PROBLEM
Beginning at the line containing "OCR this image.", output every line to the end of the data below exactly as it appears.

Dataset records
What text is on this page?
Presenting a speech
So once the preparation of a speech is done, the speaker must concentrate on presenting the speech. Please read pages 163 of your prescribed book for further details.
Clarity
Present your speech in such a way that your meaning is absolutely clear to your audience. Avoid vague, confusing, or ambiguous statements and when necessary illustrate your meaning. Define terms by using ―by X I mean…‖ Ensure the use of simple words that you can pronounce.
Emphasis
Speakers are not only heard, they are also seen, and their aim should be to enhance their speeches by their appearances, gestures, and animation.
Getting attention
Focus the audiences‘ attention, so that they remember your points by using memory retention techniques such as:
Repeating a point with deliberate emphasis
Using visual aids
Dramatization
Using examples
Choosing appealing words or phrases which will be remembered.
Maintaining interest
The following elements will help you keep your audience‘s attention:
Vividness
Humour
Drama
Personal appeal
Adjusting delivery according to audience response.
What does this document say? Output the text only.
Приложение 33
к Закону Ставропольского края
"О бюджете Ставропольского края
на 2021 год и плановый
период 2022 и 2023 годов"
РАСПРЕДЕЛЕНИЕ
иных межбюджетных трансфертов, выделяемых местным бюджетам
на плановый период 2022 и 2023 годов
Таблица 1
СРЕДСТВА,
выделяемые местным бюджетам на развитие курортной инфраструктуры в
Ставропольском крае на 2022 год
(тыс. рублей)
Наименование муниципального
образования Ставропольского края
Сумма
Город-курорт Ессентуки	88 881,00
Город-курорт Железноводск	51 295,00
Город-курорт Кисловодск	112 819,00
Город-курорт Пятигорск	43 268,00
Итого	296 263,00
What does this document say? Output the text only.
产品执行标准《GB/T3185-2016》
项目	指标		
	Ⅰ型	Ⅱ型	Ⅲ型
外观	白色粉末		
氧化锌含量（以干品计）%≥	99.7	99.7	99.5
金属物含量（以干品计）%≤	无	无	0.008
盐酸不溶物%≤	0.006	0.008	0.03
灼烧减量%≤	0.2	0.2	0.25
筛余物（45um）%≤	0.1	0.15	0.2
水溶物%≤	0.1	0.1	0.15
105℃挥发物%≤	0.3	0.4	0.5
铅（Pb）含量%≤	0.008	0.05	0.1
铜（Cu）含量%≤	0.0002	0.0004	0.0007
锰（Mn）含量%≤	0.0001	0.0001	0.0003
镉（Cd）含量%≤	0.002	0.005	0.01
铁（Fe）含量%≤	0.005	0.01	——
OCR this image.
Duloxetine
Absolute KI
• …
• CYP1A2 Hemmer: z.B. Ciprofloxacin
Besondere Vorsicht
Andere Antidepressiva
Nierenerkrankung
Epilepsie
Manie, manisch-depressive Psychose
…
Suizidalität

EXERCISE SOLUTION
OCR this image.
Duloxetine
Absolute KI
• …
• CYP1A2 Hemmer: z.B. Ciprofloxacin
Besondere Vorsicht
Andere Antidepressiva
Nierenerkrankung
Epilepsie
Manie, manisch-depressive Psychose
…
Suizidalität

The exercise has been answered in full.